[start of Records shown]
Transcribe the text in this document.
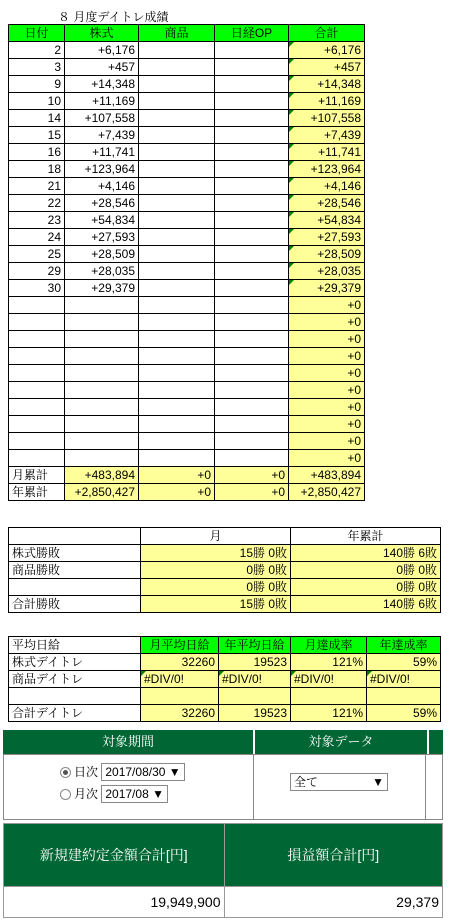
８ 月度デイトレ成績
日付	株式	商品	日経OP	合計
2	+6,176			+6,176
3	+457			+457
9	+14,348			+14,348
10	+11,169			+11,169
14	+107,558			+107,558
15	+7,439			+7,439
16	+11,741			+11,741
18	+123,964			+123,964
21	+4,146			+4,146
22	+28,546			+28,546
23	+54,834			+54,834
24	+27,593			+27,593
25	+28,509			+28,509
29	+28,035			+28,035
30	+29,379			+29,379
				+0
				+0
				+0
				+0
				+0
				+0
				+0
				+0
				+0
				+0
月累計	+483,894	+0	+0	+483,894
年累計	+2,850,427	+0	+0	+2,850,427
	月	年累計
株式勝敗	15勝 0敗	140勝 6敗
商品勝敗	0勝 0敗	0勝 0敗
	0勝 0敗	0勝 0敗
合計勝敗	15勝 0敗	140勝 6敗
平均日給	月平均日給	年平均日給	月達成率	年達成率
株式デイトレ	32260	19523	121%	59%
商品デイトレ	#DIV/0!	#DIV/0!	#DIV/0!	#DIV/0!

合計デイトレ	32260	19523	121%	59%
対象期間	対象データ
日次 2017/08/30 ▼
月次 2017/08 ▼
全て	▼
新規建約定金額合計[円]	損益額合計[円]
19,949,900	29,379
[end of Records shown]
- _Task directions_
The records shown above are to be repeated exactly, with the pictures left out.

- _Result_
Transcribe the text in this document.
８ 月度デイトレ成績
日付	株式	商品	日経OP	合計
2	+6,176			+6,176
3	+457			+457
9	+14,348			+14,348
10	+11,169			+11,169
14	+107,558			+107,558
15	+7,439			+7,439
16	+11,741			+11,741
18	+123,964			+123,964
21	+4,146			+4,146
22	+28,546			+28,546
23	+54,834			+54,834
24	+27,593			+27,593
25	+28,509			+28,509
29	+28,035			+28,035
30	+29,379			+29,379
				+0
				+0
				+0
				+0
				+0
				+0
				+0
				+0
				+0
				+0
月累計	+483,894	+0	+0	+483,894
年累計	+2,850,427	+0	+0	+2,850,427
	月	年累計
株式勝敗	15勝 0敗	140勝 6敗
商品勝敗	0勝 0敗	0勝 0敗
	0勝 0敗	0勝 0敗
合計勝敗	15勝 0敗	140勝 6敗
平均日給	月平均日給	年平均日給	月達成率	年達成率
株式デイトレ	32260	19523	121%	59%
商品デイトレ	#DIV/0!	#DIV/0!	#DIV/0!	#DIV/0!

合計デイトレ	32260	19523	121%	59%
対象期間	対象データ
日次 2017/08/30 ▼
月次 2017/08 ▼
全て	▼
新規建約定金額合計[円]	損益額合計[円]
19,949,900	29,379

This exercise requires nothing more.